Scan the records for the string "this"; copy each line where it occurs.

▶ Supplied records
________________________________________

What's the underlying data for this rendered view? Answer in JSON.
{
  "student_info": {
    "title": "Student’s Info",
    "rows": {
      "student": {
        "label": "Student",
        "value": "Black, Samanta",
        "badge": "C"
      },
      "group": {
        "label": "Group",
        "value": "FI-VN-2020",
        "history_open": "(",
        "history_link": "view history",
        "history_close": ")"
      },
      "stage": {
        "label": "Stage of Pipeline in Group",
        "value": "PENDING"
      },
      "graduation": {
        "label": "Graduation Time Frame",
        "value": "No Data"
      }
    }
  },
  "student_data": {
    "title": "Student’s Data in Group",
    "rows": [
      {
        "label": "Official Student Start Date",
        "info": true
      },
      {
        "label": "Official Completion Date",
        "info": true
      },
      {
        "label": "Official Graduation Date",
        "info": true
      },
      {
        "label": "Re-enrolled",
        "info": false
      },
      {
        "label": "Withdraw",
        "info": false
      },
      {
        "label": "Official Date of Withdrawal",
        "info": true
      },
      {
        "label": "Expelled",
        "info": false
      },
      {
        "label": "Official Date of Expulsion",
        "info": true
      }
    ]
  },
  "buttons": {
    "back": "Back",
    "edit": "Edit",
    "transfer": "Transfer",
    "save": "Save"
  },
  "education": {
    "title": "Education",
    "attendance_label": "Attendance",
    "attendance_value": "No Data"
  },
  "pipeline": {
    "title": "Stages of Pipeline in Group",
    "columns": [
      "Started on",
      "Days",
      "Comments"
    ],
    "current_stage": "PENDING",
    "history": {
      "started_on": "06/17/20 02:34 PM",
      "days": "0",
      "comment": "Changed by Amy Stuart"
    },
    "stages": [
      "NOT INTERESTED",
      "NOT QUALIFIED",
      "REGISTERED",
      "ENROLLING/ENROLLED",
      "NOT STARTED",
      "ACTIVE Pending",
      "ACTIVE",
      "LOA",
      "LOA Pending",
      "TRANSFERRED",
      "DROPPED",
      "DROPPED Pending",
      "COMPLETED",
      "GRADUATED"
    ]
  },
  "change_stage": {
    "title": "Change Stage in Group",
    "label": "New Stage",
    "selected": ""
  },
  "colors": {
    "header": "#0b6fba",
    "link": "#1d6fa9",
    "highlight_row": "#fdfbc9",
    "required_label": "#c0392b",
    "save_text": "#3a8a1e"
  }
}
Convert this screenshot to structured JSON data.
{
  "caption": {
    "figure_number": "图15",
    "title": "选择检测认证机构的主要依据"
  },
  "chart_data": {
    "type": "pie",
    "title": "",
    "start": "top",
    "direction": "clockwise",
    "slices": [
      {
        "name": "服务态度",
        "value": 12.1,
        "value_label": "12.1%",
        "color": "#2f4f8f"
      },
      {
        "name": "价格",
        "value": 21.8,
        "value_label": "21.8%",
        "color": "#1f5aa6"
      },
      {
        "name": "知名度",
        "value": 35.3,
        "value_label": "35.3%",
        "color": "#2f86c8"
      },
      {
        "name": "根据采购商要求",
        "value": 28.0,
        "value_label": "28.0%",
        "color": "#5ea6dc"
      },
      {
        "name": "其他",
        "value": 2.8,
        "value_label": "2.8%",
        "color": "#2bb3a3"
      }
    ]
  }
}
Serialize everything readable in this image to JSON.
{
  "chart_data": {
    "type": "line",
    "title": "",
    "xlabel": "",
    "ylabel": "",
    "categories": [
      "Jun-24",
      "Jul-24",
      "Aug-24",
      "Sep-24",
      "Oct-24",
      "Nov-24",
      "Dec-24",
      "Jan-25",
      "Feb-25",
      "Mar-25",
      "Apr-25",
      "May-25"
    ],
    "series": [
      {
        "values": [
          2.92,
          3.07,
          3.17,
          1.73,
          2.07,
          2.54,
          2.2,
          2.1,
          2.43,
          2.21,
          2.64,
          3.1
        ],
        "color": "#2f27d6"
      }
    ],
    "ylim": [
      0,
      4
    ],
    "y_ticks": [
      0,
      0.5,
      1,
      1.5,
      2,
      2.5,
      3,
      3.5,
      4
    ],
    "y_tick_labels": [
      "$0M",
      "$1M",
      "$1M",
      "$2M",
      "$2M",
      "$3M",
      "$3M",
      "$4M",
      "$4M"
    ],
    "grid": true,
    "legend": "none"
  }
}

________________________________________

▶ Reply to the exercise
What's the underlying data for this rendered view? Answer in JSON.
Convert this screenshot to structured JSON data.
Serialize everything readable in this image to JSON.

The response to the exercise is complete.